■ YOUR GOAL ■
Make an exact copy of the data below, leaving out every picture.

· · ·

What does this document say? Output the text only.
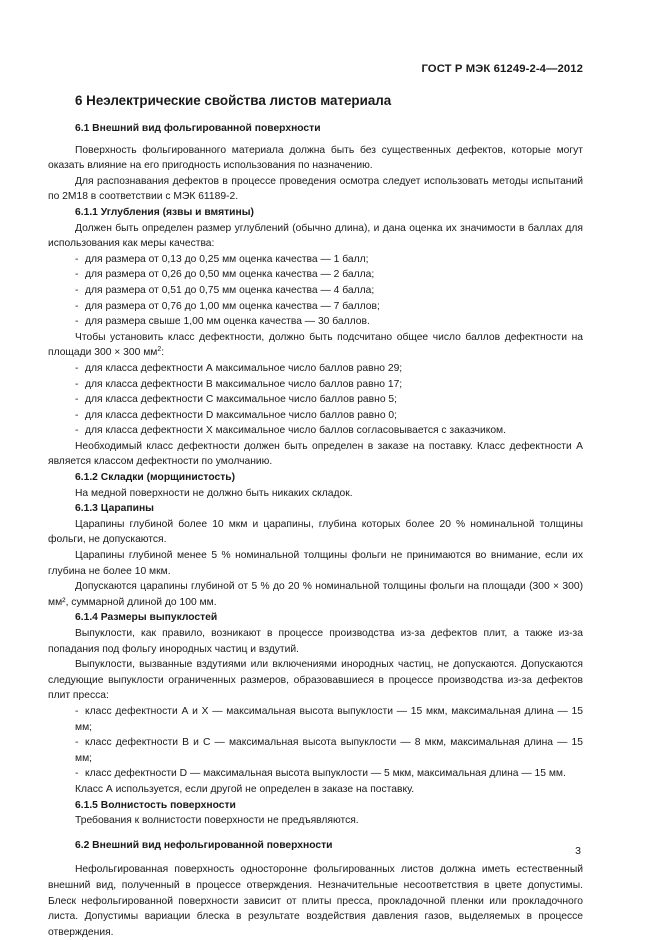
ГОСТ Р МЭК 61249-2-4—2012
6 Неэлектрические свойства листов материала
6.1 Внешний вид фольгированной поверхности

Поверхность фольгированного материала должна быть без существенных дефектов, которые могут оказать влияние на его пригодность использования по назначению.

Для распознавания дефектов в процессе проведения осмотра следует использовать методы испытаний по 2М18 в соответствии с МЭК 61189-2.

6.1.1 Углубления (язвы и вмятины)

Должен быть определен размер углублений (обычно длина), и дана оценка их значимости в баллах для использования как меры качества:

- для размера от 0,13 до 0,25 мм оценка качества — 1 балл;
- для размера от 0,26 до 0,50 мм оценка качества — 2 балла;
- для размера от 0,51 до 0,75 мм оценка качества — 4 балла;
- для размера от 0,76 до 1,00 мм оценка качества — 7 баллов;
- для размера свыше 1,00 мм оценка качества — 30 баллов.

Чтобы установить класс дефектности, должно быть подсчитано общее число баллов дефектности на площади 300 × 300 $мм^2$:

- для класса дефектности А максимальное число баллов равно 29;
- для класса дефектности В максимальное число баллов равно 17;
- для класса дефектности С максимальное число баллов равно 5;
- для класса дефектности D максимальное число баллов равно 0;
- для класса дефектности Х максимальное число баллов согласовывается с заказчиком.

Необходимый класс дефектности должен быть определен в заказе на поставку. Класс дефектности А является классом дефектности по умолчанию.

6.1.2 Складки (морщинистость)

На медной поверхности не должно быть никаких складок.

6.1.3 Царапины

Царапины глубиной более 10 мкм и царапины, глубина которых более 20 % номинальной толщины фольги, не допускаются.

Царапины глубиной менее 5 % номинальной толщины фольги не принимаются во внимание, если их глубина не более 10 мкм.

Допускаются царапины глубиной от 5 % до 20 % номинальной толщины фольги на площади (300 × 300) мм², суммарной длиной до 100 мм.

6.1.4 Размеры выпуклостей

Выпуклости, как правило, возникают в процессе производства из-за дефектов плит, а также из-за попадания под фольгу инородных частиц и вздутий.

Выпуклости, вызванные вздутиями или включениями инородных частиц, не допускаются. Допускаются следующие выпуклости ограниченных размеров, образовавшиеся в процессе производства из-за дефектов плит пресса:

- класс дефектности А и Х — максимальная высота выпуклости — 15 мкм, максимальная длина — 15 мм;
- класс дефектности В и С — максимальная высота выпуклости — 8 мкм, максимальная длина — 15 мм;
- класс дефектности D — максимальная высота выпуклости — 5 мкм, максимальная длина — 15 мм.

Класс А используется, если другой не определен в заказе на поставку.

6.1.5 Волнистость поверхности

Требования к волнистости поверхности не предъявляются.

6.2 Внешний вид нефольгированной поверхности

Нефольгированная поверхность односторонне фольгированных листов должна иметь естественный внешний вид, полученный в процессе отверждения. Незначительные несоответствия в цвете допустимы. Блеск нефольгированной поверхности зависит от плиты пресса, прокладочной пленки или прокладочного листа. Допустимы вариации блеска в результате воздействия давления газов, выделяемых в процессе отверждения.

3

· · ·

■ FULL SOLUTION ■
What does this document say? Output the text only.
ГОСТ Р МЭК 61249-2-4—2012
6 Неэлектрические свойства листов материала
6.1 Внешний вид фольгированной поверхности

Поверхность фольгированного материала должна быть без существенных дефектов, которые могут оказать влияние на его пригодность использования по назначению.

Для распознавания дефектов в процессе проведения осмотра следует использовать методы испытаний по 2М18 в соответствии с МЭК 61189-2.

6.1.1 Углубления (язвы и вмятины)

Должен быть определен размер углублений (обычно длина), и дана оценка их значимости в баллах для использования как меры качества:

- для размера от 0,13 до 0,25 мм оценка качества — 1 балл;
- для размера от 0,26 до 0,50 мм оценка качества — 2 балла;
- для размера от 0,51 до 0,75 мм оценка качества — 4 балла;
- для размера от 0,76 до 1,00 мм оценка качества — 7 баллов;
- для размера свыше 1,00 мм оценка качества — 30 баллов.

Чтобы установить класс дефектности, должно быть подсчитано общее число баллов дефектности на площади 300 × 300 $мм^2$:

- для класса дефектности А максимальное число баллов равно 29;
- для класса дефектности В максимальное число баллов равно 17;
- для класса дефектности С максимальное число баллов равно 5;
- для класса дефектности D максимальное число баллов равно 0;
- для класса дефектности Х максимальное число баллов согласовывается с заказчиком.

Необходимый класс дефектности должен быть определен в заказе на поставку. Класс дефектности А является классом дефектности по умолчанию.

6.1.2 Складки (морщинистость)

На медной поверхности не должно быть никаких складок.

6.1.3 Царапины

Царапины глубиной более 10 мкм и царапины, глубина которых более 20 % номинальной толщины фольги, не допускаются.

Царапины глубиной менее 5 % номинальной толщины фольги не принимаются во внимание, если их глубина не более 10 мкм.

Допускаются царапины глубиной от 5 % до 20 % номинальной толщины фольги на площади (300 × 300) мм², суммарной длиной до 100 мм.

6.1.4 Размеры выпуклостей

Выпуклости, как правило, возникают в процессе производства из-за дефектов плит, а также из-за попадания под фольгу инородных частиц и вздутий.

Выпуклости, вызванные вздутиями или включениями инородных частиц, не допускаются. Допускаются следующие выпуклости ограниченных размеров, образовавшиеся в процессе производства из-за дефектов плит пресса:

- класс дефектности А и Х — максимальная высота выпуклости — 15 мкм, максимальная длина — 15 мм;
- класс дефектности В и С — максимальная высота выпуклости — 8 мкм, максимальная длина — 15 мм;
- класс дефектности D — максимальная высота выпуклости — 5 мкм, максимальная длина — 15 мм.

Класс А используется, если другой не определен в заказе на поставку.

6.1.5 Волнистость поверхности

Требования к волнистости поверхности не предъявляются.

6.2 Внешний вид нефольгированной поверхности

Нефольгированная поверхность односторонне фольгированных листов должна иметь естественный внешний вид, полученный в процессе отверждения. Незначительные несоответствия в цвете допустимы. Блеск нефольгированной поверхности зависит от плиты пресса, прокладочной пленки или прокладочного листа. Допустимы вариации блеска в результате воздействия давления газов, выделяемых в процессе отверждения.

3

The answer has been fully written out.